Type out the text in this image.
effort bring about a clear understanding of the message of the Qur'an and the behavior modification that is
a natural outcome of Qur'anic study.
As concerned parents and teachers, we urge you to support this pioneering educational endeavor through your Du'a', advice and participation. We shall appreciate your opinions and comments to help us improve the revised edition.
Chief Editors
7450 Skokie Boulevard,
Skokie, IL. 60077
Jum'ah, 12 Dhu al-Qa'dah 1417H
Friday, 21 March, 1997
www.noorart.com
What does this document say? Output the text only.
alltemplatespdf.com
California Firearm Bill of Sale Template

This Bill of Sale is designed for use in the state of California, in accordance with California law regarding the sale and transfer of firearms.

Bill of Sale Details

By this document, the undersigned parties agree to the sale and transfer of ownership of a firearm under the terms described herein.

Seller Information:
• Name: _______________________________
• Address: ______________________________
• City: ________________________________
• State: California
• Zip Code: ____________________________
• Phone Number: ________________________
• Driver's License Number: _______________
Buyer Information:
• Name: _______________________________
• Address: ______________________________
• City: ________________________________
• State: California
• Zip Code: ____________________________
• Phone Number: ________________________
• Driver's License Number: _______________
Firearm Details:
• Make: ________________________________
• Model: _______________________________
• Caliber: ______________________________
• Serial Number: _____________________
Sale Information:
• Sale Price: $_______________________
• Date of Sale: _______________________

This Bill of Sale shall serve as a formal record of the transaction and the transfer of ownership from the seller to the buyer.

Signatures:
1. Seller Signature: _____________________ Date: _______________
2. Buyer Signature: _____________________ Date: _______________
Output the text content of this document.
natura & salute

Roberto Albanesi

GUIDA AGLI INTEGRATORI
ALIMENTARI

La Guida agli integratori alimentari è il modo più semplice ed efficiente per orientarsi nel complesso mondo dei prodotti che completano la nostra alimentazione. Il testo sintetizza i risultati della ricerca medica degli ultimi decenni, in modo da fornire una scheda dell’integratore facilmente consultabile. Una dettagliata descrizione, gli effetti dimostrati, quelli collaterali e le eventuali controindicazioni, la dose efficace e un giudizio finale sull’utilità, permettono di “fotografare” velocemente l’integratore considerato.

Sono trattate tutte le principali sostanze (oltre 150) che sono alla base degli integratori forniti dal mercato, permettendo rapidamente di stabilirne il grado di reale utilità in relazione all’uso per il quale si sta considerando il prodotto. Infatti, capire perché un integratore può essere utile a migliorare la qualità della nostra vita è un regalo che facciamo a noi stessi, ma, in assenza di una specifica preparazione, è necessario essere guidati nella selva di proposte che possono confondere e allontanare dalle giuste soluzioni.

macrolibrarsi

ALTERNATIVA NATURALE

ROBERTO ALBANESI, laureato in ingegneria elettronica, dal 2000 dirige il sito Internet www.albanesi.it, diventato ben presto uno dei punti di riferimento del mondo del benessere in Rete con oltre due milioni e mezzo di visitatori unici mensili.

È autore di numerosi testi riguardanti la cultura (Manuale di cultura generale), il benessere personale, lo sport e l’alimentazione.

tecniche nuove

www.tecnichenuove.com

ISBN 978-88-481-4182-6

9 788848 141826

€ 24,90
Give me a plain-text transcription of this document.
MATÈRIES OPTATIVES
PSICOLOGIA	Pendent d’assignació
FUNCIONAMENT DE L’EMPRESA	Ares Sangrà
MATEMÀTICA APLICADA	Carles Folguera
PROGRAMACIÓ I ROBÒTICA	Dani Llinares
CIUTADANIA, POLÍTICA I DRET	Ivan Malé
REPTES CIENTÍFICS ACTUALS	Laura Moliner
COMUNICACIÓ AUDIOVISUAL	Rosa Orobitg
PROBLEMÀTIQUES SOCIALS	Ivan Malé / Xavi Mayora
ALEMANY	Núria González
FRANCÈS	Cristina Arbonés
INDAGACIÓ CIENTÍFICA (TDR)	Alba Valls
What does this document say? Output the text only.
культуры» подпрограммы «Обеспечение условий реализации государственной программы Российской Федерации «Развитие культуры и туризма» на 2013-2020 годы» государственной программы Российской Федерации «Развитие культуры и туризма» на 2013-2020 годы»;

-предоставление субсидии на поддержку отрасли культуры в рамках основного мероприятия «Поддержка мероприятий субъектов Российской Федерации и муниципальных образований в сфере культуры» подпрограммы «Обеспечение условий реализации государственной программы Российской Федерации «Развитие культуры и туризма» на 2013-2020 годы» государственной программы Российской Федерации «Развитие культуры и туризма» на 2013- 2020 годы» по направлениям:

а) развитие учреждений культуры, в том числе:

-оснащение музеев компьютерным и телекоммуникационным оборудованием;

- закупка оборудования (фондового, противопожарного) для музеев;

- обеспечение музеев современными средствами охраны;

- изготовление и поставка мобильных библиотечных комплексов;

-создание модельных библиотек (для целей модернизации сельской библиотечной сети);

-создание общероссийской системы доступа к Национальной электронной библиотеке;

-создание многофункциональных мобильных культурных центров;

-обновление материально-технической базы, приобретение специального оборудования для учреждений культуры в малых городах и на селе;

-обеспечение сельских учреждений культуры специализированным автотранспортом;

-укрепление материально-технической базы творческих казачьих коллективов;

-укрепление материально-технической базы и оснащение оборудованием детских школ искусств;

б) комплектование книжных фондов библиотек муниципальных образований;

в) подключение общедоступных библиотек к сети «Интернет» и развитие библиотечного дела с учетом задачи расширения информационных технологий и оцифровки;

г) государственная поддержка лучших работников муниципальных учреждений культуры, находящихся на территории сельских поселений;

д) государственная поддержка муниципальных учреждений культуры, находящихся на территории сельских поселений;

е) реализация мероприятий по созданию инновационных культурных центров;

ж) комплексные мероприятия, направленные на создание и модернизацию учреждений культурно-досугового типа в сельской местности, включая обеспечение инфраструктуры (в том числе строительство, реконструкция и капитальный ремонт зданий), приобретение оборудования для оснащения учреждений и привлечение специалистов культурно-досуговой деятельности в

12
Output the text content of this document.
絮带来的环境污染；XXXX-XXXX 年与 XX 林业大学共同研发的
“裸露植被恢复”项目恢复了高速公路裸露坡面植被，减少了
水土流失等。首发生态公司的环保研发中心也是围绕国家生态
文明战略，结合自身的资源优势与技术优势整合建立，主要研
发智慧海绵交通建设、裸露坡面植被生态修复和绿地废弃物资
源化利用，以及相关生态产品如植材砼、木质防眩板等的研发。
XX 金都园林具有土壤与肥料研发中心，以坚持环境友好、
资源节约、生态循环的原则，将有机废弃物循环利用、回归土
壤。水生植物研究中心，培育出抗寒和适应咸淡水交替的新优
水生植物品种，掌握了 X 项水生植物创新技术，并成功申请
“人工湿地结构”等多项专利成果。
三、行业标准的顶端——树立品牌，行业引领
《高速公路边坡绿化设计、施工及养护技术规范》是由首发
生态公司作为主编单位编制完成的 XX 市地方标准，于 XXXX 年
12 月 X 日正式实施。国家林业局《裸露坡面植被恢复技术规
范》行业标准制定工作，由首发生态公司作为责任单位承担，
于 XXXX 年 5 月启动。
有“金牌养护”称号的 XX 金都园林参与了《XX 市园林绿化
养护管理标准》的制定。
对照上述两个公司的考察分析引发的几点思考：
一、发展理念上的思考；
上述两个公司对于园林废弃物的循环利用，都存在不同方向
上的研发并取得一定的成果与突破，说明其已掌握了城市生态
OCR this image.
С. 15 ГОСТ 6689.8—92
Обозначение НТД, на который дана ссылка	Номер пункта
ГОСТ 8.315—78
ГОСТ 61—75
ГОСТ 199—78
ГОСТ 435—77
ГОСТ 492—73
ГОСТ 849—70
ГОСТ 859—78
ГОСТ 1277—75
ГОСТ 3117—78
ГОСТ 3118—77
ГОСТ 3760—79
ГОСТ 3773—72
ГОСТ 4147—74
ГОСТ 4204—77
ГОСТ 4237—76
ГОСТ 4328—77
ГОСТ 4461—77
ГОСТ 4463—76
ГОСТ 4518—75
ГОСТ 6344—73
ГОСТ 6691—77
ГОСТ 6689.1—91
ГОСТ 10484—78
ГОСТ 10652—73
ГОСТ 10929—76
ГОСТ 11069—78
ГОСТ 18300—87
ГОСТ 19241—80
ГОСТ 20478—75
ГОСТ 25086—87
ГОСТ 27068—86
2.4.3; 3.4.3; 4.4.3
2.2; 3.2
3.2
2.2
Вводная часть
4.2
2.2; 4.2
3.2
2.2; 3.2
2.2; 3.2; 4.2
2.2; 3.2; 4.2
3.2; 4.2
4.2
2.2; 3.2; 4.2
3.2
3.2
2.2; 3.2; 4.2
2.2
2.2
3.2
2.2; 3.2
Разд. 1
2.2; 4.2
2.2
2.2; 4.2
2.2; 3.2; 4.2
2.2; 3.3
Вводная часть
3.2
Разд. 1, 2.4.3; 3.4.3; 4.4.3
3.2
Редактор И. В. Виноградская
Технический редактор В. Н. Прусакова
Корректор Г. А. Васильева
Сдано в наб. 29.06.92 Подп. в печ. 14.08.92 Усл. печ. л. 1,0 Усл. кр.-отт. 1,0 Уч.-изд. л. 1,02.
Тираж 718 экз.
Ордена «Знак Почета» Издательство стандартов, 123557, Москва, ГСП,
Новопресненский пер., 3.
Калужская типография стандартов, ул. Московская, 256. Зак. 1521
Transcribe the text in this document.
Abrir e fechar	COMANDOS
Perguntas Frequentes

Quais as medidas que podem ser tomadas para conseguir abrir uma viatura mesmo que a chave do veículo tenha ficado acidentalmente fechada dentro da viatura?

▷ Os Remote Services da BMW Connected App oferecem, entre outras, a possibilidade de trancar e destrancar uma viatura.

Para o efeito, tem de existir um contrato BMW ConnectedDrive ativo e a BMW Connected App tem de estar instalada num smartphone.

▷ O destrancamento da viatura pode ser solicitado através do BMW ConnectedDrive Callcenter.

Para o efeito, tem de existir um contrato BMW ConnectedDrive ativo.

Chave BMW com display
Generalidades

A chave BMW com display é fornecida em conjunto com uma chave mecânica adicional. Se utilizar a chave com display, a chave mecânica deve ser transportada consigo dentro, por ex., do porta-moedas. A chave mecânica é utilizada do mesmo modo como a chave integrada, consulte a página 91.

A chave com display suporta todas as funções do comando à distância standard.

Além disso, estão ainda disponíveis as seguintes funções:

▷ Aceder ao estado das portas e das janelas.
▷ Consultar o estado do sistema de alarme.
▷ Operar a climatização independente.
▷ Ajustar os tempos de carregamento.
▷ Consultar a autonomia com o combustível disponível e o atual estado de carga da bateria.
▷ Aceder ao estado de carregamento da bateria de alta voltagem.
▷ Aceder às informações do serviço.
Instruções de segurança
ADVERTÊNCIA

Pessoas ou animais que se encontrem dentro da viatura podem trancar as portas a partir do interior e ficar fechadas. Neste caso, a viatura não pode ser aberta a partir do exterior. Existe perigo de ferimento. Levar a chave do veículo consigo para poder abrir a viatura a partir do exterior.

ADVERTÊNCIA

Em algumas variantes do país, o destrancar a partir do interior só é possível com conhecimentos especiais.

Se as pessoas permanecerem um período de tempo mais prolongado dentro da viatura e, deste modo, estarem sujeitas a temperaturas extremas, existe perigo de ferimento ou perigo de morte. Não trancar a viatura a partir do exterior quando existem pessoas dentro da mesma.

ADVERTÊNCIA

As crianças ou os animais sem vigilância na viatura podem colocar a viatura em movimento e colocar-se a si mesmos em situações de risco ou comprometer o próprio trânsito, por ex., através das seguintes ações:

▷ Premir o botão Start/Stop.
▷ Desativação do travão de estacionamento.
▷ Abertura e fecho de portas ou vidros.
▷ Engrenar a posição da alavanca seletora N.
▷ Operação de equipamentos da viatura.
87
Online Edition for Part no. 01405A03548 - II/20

.....

Written exercise: Check the records above line by line and tally those holding the string "existir". Answer with the number only.

Answer to this exercise: 2